═════ DATA RECORDS ═════

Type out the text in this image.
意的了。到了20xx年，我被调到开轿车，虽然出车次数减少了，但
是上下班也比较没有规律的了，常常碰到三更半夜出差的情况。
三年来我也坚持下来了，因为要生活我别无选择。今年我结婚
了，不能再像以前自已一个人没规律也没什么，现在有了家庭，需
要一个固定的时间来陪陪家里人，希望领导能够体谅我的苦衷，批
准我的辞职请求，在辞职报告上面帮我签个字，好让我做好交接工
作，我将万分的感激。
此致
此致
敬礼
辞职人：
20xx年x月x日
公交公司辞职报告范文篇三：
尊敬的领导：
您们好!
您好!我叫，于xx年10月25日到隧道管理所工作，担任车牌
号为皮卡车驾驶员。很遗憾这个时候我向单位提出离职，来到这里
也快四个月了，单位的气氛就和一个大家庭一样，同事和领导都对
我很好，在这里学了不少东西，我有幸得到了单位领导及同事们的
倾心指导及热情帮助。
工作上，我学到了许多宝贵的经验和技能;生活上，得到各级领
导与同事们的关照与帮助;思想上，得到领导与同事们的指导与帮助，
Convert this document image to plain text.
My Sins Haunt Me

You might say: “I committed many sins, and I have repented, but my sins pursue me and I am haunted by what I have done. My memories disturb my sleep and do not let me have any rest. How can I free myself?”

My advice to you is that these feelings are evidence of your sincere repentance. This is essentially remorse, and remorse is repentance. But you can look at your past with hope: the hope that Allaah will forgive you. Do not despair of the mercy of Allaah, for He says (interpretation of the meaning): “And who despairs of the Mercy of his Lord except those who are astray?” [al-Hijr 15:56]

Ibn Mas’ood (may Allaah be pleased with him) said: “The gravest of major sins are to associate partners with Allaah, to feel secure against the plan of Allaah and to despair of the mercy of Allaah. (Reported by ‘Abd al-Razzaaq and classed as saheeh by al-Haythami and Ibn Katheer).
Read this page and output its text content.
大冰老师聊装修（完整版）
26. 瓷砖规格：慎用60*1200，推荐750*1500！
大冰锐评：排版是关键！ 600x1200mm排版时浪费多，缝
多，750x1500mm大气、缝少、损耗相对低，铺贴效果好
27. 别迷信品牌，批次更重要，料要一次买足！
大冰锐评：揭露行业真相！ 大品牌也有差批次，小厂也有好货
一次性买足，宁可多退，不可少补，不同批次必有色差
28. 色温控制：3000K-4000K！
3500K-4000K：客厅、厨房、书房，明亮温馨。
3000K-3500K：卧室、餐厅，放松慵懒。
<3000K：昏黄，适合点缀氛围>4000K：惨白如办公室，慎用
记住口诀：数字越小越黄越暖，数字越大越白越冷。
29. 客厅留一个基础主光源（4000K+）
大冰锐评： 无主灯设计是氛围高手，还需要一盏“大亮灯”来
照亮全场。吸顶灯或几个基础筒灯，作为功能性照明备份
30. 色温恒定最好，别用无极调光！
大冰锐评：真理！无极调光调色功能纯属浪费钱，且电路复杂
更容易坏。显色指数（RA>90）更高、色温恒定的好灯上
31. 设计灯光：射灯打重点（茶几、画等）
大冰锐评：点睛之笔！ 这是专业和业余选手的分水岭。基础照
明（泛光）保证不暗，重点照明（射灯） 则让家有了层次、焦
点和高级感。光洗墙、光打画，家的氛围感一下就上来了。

═════

TASK BRIEF
Tally up the lines in the records containing the word "mercy", then give the count and nothing else.

FINISHED ANSWER
2